Transcribe the material word for word, but without the images.
▼
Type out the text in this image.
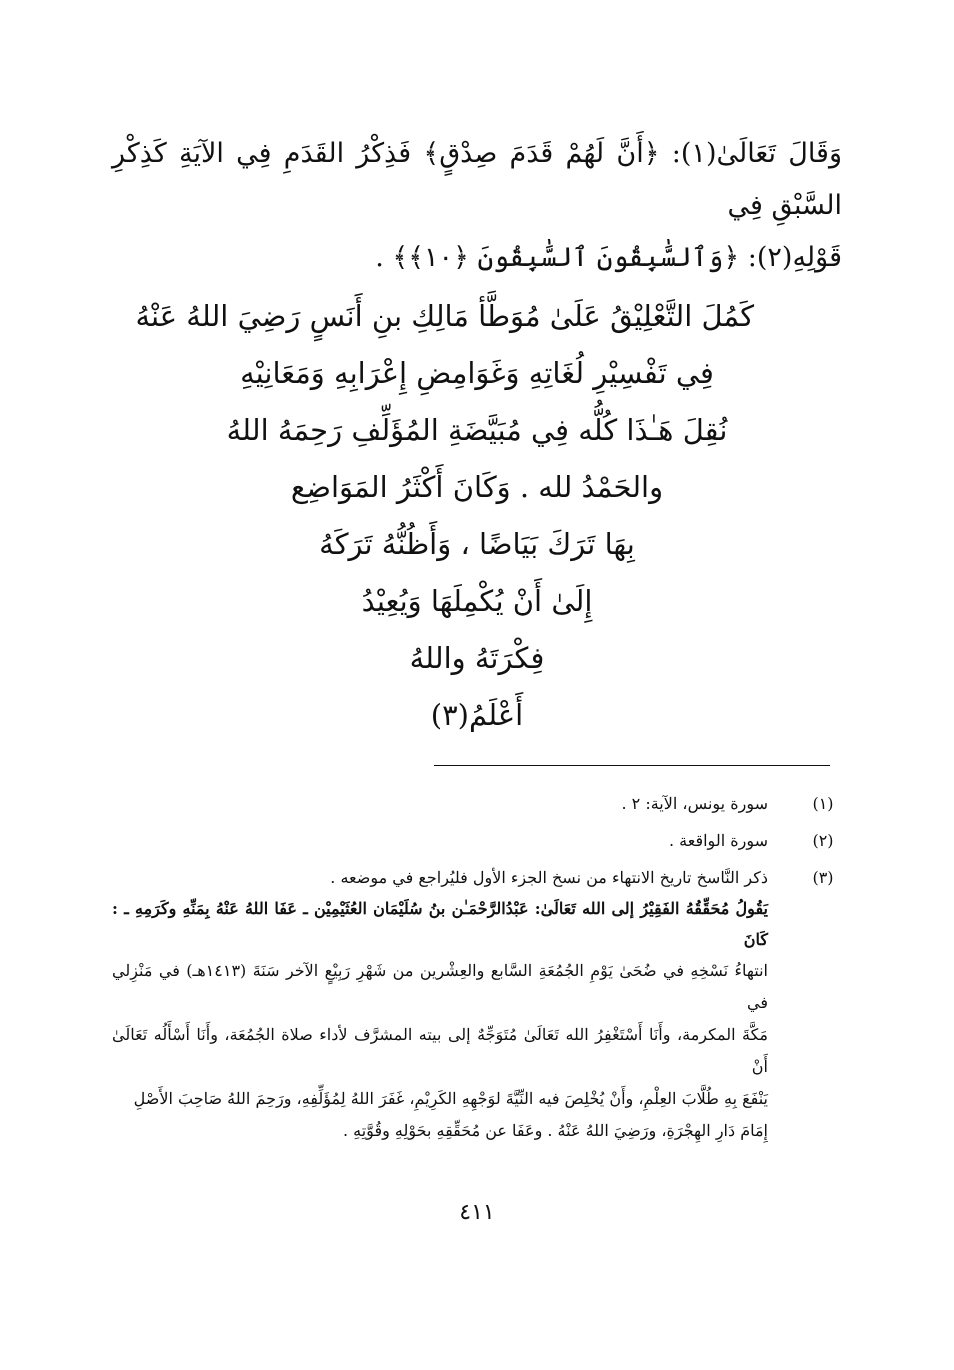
وَقَالَ تَعَالَىٰ(١): ﴿أَنَّ لَهُمْ قَدَمَ صِدْقٍ﴾ فَذِكْرُ القَدَمِ فِي الآيَةِ كَذِكْرِ السَّبْقِ فِي

قَوْلِهِ(٢): ﴿وَٱلسَّٰبِقُونَ ٱلسَّٰبِقُونَ ﴿١٠﴾﴾ .

كَمُلَ التَّعْلِيْقُ عَلَىٰ مُوَطَّأ مَالِكِ بنِ أَنَسٍ رَضِيَ اللهُ عَنْهُ
فِي تَفْسِيْرِ لُغَاتِهِ وَغَوَامِضِ إِعْرَابِهِ وَمَعَانِيْهِ
نُقِلَ هَـٰذَا كُلُّه فِي مُبَيَّضَةِ المُؤَلِّفِ رَحِمَهُ اللهُ
والحَمْدُ لله . وَكَانَ أَكْثَرُ المَوَاضِع
بِهَا تَرَكَ بَيَاضًا ، وَأَظُنُّهُ تَرَكَهُ
إِلَىٰ أَنْ يُكْمِلَهَا وَيُعِيْدُ
فِكْرَتَهُ واللهُ
أَعْلَمُ(٣)
(١)
سورة يونس، الآية: ٢ .
(٢)
سورة الواقعة .
(٣)
ذكر النَّاسخ تاريخ الانتهاء من نسخ الجزء الأول فليُراجع في موضعه .
يَقُولُ مُحَقِّقُهُ الفَقِيْرُ إلى الله تَعَالَىٰ: عَبْدُالرَّحْمَـٰن بنُ سُلَيْمَان العُثَيْمِيْن ـ عَفَا اللهُ عَنْهُ بِمَنِّهِ وكَرَمِهِ ـ : كَانَ
انتهاءُ نَسْخِهِ في ضُحَىٰ يَوْمِ الجُمُعَةِ السَّابع والعِشْرين من شَهْرِ رَبِيْعٍ الآخر سَنَةَ (١٤١٣هـ) في مَنْزِلي في
مَكَّةَ المكرمة، وأَنَا أَسْتَغْفِرُ الله تَعَالَىٰ مُتَوَجِّهٌ إلى بيته المشرَّف لأداء صلاة الجُمُعَة، وأَنَا أَسْأَلُه تَعَالَىٰ أَنْ
يَنْفَعَ بِهِ طُلَّابَ العِلْمِ، وأَنْ يُخْلِصَ فيه النِّيَّةَ لوَجْهِهِ الكَرِيْمِ، غَفَرَ اللهُ لِمُؤَلِّفِهِ، ورَحِمَ اللهُ صَاحِبَ الأَصْلِ
إِمَامَ دَارِ الهِجْرَةِ، ورَضِيَ اللهُ عَنْهُ . وعَفَا عن مُحَقِّقِهِ بحَوْلِهِ وقُوَّتِهِ .
٤١١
▲
Solution to this task:
Type out the text in this image.
وَقَالَ تَعَالَىٰ(١): ﴿أَنَّ لَهُمْ قَدَمَ صِدْقٍ﴾ فَذِكْرُ القَدَمِ فِي الآيَةِ كَذِكْرِ السَّبْقِ فِي

قَوْلِهِ(٢): ﴿وَٱلسَّٰبِقُونَ ٱلسَّٰبِقُونَ ﴿١٠﴾﴾ .

كَمُلَ التَّعْلِيْقُ عَلَىٰ مُوَطَّأ مَالِكِ بنِ أَنَسٍ رَضِيَ اللهُ عَنْهُ
فِي تَفْسِيْرِ لُغَاتِهِ وَغَوَامِضِ إِعْرَابِهِ وَمَعَانِيْهِ
نُقِلَ هَـٰذَا كُلُّه فِي مُبَيَّضَةِ المُؤَلِّفِ رَحِمَهُ اللهُ
والحَمْدُ لله . وَكَانَ أَكْثَرُ المَوَاضِع
بِهَا تَرَكَ بَيَاضًا ، وَأَظُنُّهُ تَرَكَهُ
إِلَىٰ أَنْ يُكْمِلَهَا وَيُعِيْدُ
فِكْرَتَهُ واللهُ
أَعْلَمُ(٣)
(١)
سورة يونس، الآية: ٢ .
(٢)
سورة الواقعة .
(٣)
ذكر النَّاسخ تاريخ الانتهاء من نسخ الجزء الأول فليُراجع في موضعه .
يَقُولُ مُحَقِّقُهُ الفَقِيْرُ إلى الله تَعَالَىٰ: عَبْدُالرَّحْمَـٰن بنُ سُلَيْمَان العُثَيْمِيْن ـ عَفَا اللهُ عَنْهُ بِمَنِّهِ وكَرَمِهِ ـ : كَانَ
انتهاءُ نَسْخِهِ في ضُحَىٰ يَوْمِ الجُمُعَةِ السَّابع والعِشْرين من شَهْرِ رَبِيْعٍ الآخر سَنَةَ (١٤١٣هـ) في مَنْزِلي في
مَكَّةَ المكرمة، وأَنَا أَسْتَغْفِرُ الله تَعَالَىٰ مُتَوَجِّهٌ إلى بيته المشرَّف لأداء صلاة الجُمُعَة، وأَنَا أَسْأَلُه تَعَالَىٰ أَنْ
يَنْفَعَ بِهِ طُلَّابَ العِلْمِ، وأَنْ يُخْلِصَ فيه النِّيَّةَ لوَجْهِهِ الكَرِيْمِ، غَفَرَ اللهُ لِمُؤَلِّفِهِ، ورَحِمَ اللهُ صَاحِبَ الأَصْلِ
إِمَامَ دَارِ الهِجْرَةِ، ورَضِيَ اللهُ عَنْهُ . وعَفَا عن مُحَقِّقِهِ بحَوْلِهِ وقُوَّتِهِ .
٤١١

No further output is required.